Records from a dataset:
==*==
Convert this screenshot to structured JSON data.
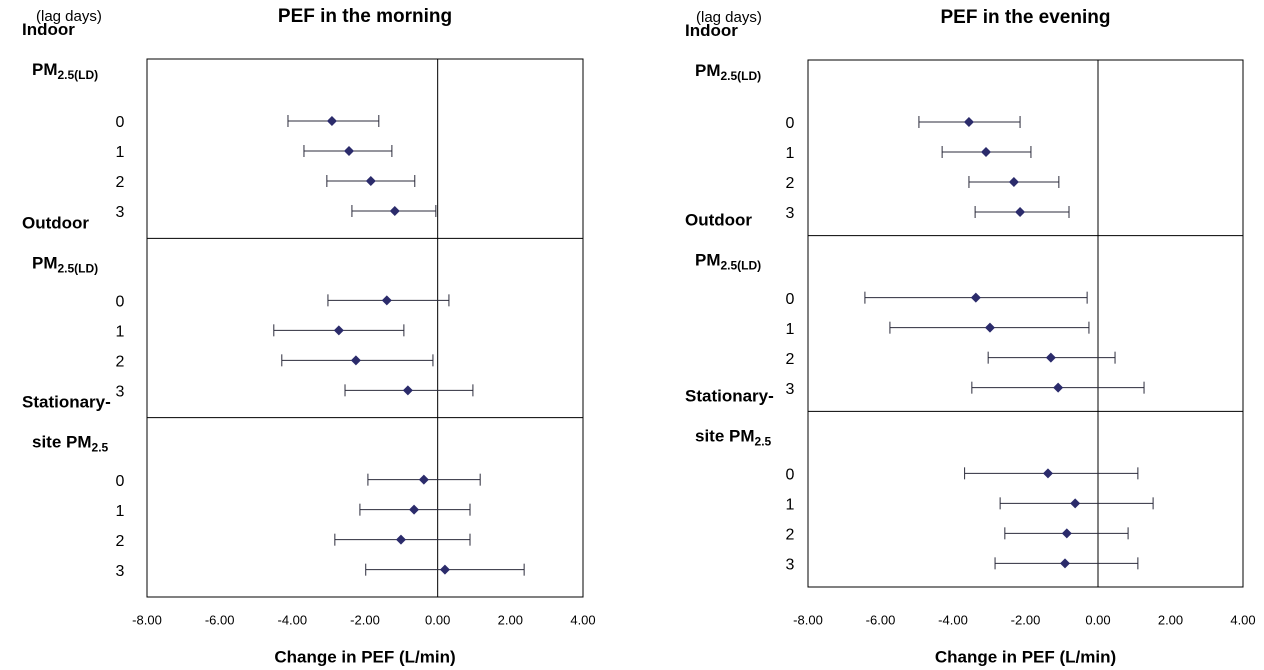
{
  "chart_data": [
    {
      "type": "forest",
      "title": "PEF in the morning",
      "y_label": "(lag days)",
      "x_label": "Change in PEF (L/min)",
      "xlim": [
        -8,
        4
      ],
      "xticks": [
        {
          "value": -8,
          "label": "-8.00"
        },
        {
          "value": -6,
          "label": "-6.00"
        },
        {
          "value": -4,
          "label": "-4.00"
        },
        {
          "value": -2,
          "label": "-2.00"
        },
        {
          "value": 0,
          "label": "0.00"
        },
        {
          "value": 2,
          "label": "2.00"
        },
        {
          "value": 4,
          "label": "4.00"
        }
      ],
      "color": "#2b2b6b",
      "groups": [
        {
          "label_lines": [
            "Indoor",
            "PM"
          ],
          "subscript": "2.5(LD)",
          "categories": [
            "0",
            "1",
            "2",
            "3"
          ],
          "values": [
            -2.91,
            -2.44,
            -1.84,
            -1.18
          ],
          "lower": [
            -4.12,
            -3.68,
            -3.05,
            -2.36
          ],
          "upper": [
            -1.62,
            -1.26,
            -0.63,
            -0.05
          ]
        },
        {
          "label_lines": [
            "Outdoor",
            "PM"
          ],
          "subscript": "2.5(LD)",
          "categories": [
            "0",
            "1",
            "2",
            "3"
          ],
          "values": [
            -1.4,
            -2.72,
            -2.25,
            -0.82
          ],
          "lower": [
            -3.02,
            -4.51,
            -4.29,
            -2.55
          ],
          "upper": [
            0.31,
            -0.93,
            -0.13,
            0.97
          ]
        },
        {
          "label_lines": [
            "Stationary-",
            "site PM"
          ],
          "subscript": "2.5",
          "categories": [
            "0",
            "1",
            "2",
            "3"
          ],
          "values": [
            -0.38,
            -0.65,
            -1.01,
            0.2
          ],
          "lower": [
            -1.92,
            -2.14,
            -2.83,
            -1.98
          ],
          "upper": [
            1.17,
            0.89,
            0.89,
            2.38
          ]
        }
      ]
    },
    {
      "type": "forest",
      "title": "PEF in the evening",
      "y_label": "(lag days)",
      "x_label": "Change in PEF (L/min)",
      "xlim": [
        -8,
        4
      ],
      "xticks": [
        {
          "value": -8,
          "label": "-8.00"
        },
        {
          "value": -6,
          "label": "-6.00"
        },
        {
          "value": -4,
          "label": "-4.00"
        },
        {
          "value": -2,
          "label": "-2.00"
        },
        {
          "value": 0,
          "label": "0.00"
        },
        {
          "value": 2,
          "label": "2.00"
        },
        {
          "value": 4,
          "label": "4.00"
        }
      ],
      "color": "#2b2b6b",
      "groups": [
        {
          "label_lines": [
            "Indoor",
            "PM"
          ],
          "subscript": "2.5(LD)",
          "categories": [
            "0",
            "1",
            "2",
            "3"
          ],
          "values": [
            -3.56,
            -3.09,
            -2.32,
            -2.15
          ],
          "lower": [
            -4.94,
            -4.3,
            -3.56,
            -3.39
          ],
          "upper": [
            -2.15,
            -1.85,
            -1.08,
            -0.8
          ]
        },
        {
          "label_lines": [
            "Outdoor",
            "PM"
          ],
          "subscript": "2.5(LD)",
          "categories": [
            "0",
            "1",
            "2",
            "3"
          ],
          "values": [
            -3.37,
            -2.98,
            -1.3,
            -1.1
          ],
          "lower": [
            -6.43,
            -5.74,
            -3.03,
            -3.48
          ],
          "upper": [
            -0.3,
            -0.25,
            0.47,
            1.27
          ]
        },
        {
          "label_lines": [
            "Stationary-",
            "site PM"
          ],
          "subscript": "2.5",
          "categories": [
            "0",
            "1",
            "2",
            "3"
          ],
          "values": [
            -1.38,
            -0.63,
            -0.86,
            -0.91
          ],
          "lower": [
            -3.68,
            -2.7,
            -2.57,
            -2.84
          ],
          "upper": [
            1.1,
            1.52,
            0.83,
            1.1
          ]
        }
      ]
    }
  ]
}
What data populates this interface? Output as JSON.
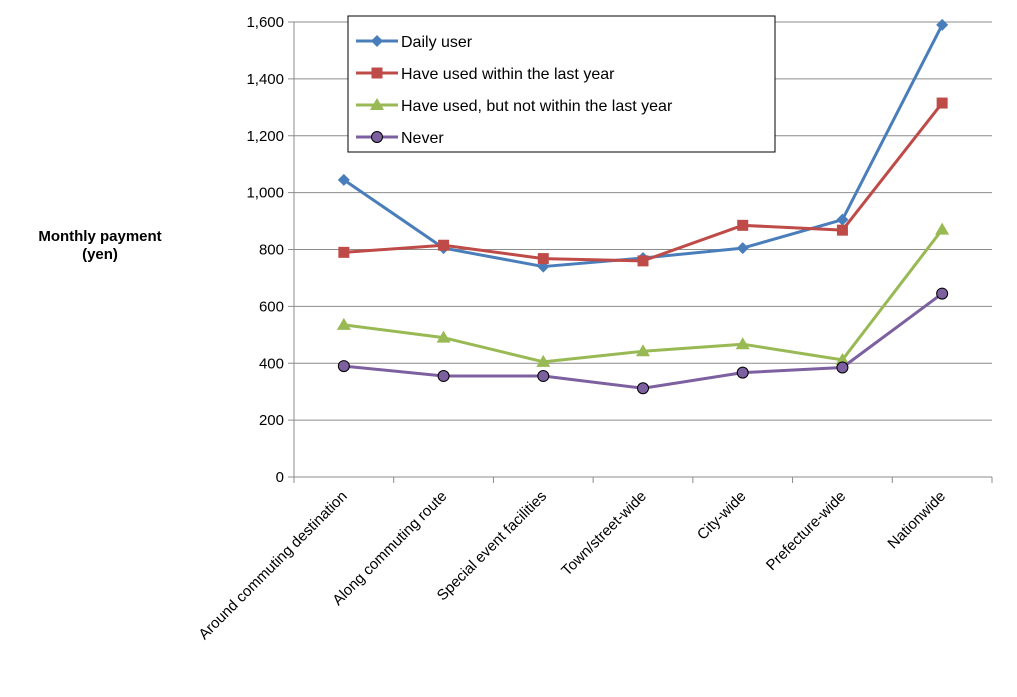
==*==
## PROBLEM STATEMENT
In the records above, how many lines hold the string "JSON"? Reply with only the number.

## ANSWER TO THE PROBLEM
2